[Start of Record set]

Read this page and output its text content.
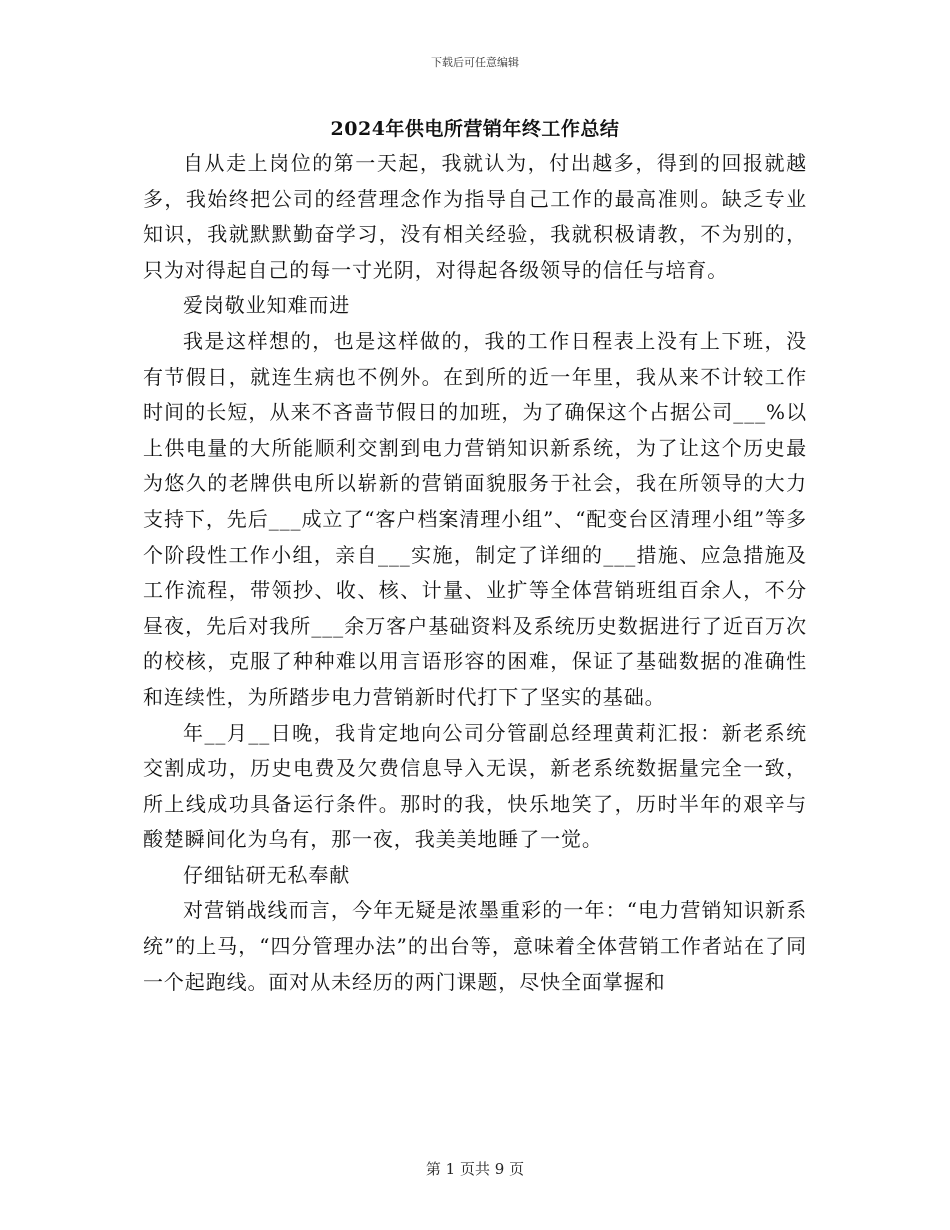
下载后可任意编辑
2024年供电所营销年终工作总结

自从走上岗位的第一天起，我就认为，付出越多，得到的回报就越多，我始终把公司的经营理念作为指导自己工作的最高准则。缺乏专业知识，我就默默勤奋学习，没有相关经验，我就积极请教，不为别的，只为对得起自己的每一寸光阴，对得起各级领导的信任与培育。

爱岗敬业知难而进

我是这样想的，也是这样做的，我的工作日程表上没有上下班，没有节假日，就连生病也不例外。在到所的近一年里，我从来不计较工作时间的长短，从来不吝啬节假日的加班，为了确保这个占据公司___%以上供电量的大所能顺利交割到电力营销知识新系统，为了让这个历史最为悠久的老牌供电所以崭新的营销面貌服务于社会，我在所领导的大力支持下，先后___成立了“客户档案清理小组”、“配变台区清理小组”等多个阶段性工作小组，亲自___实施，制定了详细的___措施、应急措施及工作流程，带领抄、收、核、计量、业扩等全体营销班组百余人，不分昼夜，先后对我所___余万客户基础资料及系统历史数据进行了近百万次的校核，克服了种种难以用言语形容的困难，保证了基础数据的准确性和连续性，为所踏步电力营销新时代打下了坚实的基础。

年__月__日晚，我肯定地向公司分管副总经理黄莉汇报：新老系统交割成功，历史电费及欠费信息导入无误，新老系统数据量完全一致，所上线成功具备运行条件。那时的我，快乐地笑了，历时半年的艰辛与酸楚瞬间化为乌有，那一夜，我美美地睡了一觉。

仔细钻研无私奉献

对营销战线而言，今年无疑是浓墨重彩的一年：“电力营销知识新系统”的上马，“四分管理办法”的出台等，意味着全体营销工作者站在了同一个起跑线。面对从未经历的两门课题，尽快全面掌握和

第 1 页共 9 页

[End of Record set]

- [What is required] Leaving the pictures aside, transcribe the entire listing exactly.

- [Answer to the task]
Read this page and output its text content.
下载后可任意编辑
2024年供电所营销年终工作总结

自从走上岗位的第一天起，我就认为，付出越多，得到的回报就越多，我始终把公司的经营理念作为指导自己工作的最高准则。缺乏专业知识，我就默默勤奋学习，没有相关经验，我就积极请教，不为别的，只为对得起自己的每一寸光阴，对得起各级领导的信任与培育。

爱岗敬业知难而进

我是这样想的，也是这样做的，我的工作日程表上没有上下班，没有节假日，就连生病也不例外。在到所的近一年里，我从来不计较工作时间的长短，从来不吝啬节假日的加班，为了确保这个占据公司___%以上供电量的大所能顺利交割到电力营销知识新系统，为了让这个历史最为悠久的老牌供电所以崭新的营销面貌服务于社会，我在所领导的大力支持下，先后___成立了“客户档案清理小组”、“配变台区清理小组”等多个阶段性工作小组，亲自___实施，制定了详细的___措施、应急措施及工作流程，带领抄、收、核、计量、业扩等全体营销班组百余人，不分昼夜，先后对我所___余万客户基础资料及系统历史数据进行了近百万次的校核，克服了种种难以用言语形容的困难，保证了基础数据的准确性和连续性，为所踏步电力营销新时代打下了坚实的基础。

年__月__日晚，我肯定地向公司分管副总经理黄莉汇报：新老系统交割成功，历史电费及欠费信息导入无误，新老系统数据量完全一致，所上线成功具备运行条件。那时的我，快乐地笑了，历时半年的艰辛与酸楚瞬间化为乌有，那一夜，我美美地睡了一觉。

仔细钻研无私奉献

对营销战线而言，今年无疑是浓墨重彩的一年：“电力营销知识新系统”的上马，“四分管理办法”的出台等，意味着全体营销工作者站在了同一个起跑线。面对从未经历的两门课题，尽快全面掌握和

第 1 页共 9 页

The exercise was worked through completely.